══ Excerpted data ══

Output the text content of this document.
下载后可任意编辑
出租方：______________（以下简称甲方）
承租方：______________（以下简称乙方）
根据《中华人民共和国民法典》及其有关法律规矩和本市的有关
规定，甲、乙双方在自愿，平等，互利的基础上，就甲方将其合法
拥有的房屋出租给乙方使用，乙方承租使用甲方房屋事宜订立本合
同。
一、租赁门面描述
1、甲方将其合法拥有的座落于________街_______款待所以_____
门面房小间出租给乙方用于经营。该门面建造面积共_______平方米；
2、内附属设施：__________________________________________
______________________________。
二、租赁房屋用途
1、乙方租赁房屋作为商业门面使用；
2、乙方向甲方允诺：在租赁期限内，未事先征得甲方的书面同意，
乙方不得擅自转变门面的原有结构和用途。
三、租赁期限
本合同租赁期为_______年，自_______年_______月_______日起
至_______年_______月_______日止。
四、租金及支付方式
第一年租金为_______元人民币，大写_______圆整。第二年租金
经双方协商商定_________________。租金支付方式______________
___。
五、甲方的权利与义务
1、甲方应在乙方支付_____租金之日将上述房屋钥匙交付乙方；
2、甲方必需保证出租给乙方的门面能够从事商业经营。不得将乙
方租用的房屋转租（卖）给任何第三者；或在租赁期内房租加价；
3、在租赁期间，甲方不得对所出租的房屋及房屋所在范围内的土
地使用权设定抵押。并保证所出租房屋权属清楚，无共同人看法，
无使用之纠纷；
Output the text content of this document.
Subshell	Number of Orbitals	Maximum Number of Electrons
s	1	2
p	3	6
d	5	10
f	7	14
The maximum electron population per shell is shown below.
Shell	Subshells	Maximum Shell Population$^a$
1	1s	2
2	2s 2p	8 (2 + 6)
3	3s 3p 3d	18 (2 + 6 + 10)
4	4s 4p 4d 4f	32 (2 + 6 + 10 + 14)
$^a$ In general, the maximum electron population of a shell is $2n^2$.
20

═══

### Exercise details
Above are the records; retype them all without a single difference.

### Answer below
Output the text content of this document.
下载后可任意编辑
出租方：______________（以下简称甲方）
承租方：______________（以下简称乙方）
根据《中华人民共和国民法典》及其有关法律规矩和本市的有关
规定，甲、乙双方在自愿，平等，互利的基础上，就甲方将其合法
拥有的房屋出租给乙方使用，乙方承租使用甲方房屋事宜订立本合
同。
一、租赁门面描述
1、甲方将其合法拥有的座落于________街_______款待所以_____
门面房小间出租给乙方用于经营。该门面建造面积共_______平方米；
2、内附属设施：__________________________________________
______________________________。
二、租赁房屋用途
1、乙方租赁房屋作为商业门面使用；
2、乙方向甲方允诺：在租赁期限内，未事先征得甲方的书面同意，
乙方不得擅自转变门面的原有结构和用途。
三、租赁期限
本合同租赁期为_______年，自_______年_______月_______日起
至_______年_______月_______日止。
四、租金及支付方式
第一年租金为_______元人民币，大写_______圆整。第二年租金
经双方协商商定_________________。租金支付方式______________
___。
五、甲方的权利与义务
1、甲方应在乙方支付_____租金之日将上述房屋钥匙交付乙方；
2、甲方必需保证出租给乙方的门面能够从事商业经营。不得将乙
方租用的房屋转租（卖）给任何第三者；或在租赁期内房租加价；
3、在租赁期间，甲方不得对所出租的房屋及房屋所在范围内的土
地使用权设定抵押。并保证所出租房屋权属清楚，无共同人看法，
无使用之纠纷；
Output the text content of this document.
Subshell	Number of Orbitals	Maximum Number of Electrons
s	1	2
p	3	6
d	5	10
f	7	14
The maximum electron population per shell is shown below.
Shell	Subshells	Maximum Shell Population$^a$
1	1s	2
2	2s 2p	8 (2 + 6)
3	3s 3p 3d	18 (2 + 6 + 10)
4	4s 4p 4d 4f	32 (2 + 6 + 10 + 14)
$^a$ In general, the maximum electron population of a shell is $2n^2$.
20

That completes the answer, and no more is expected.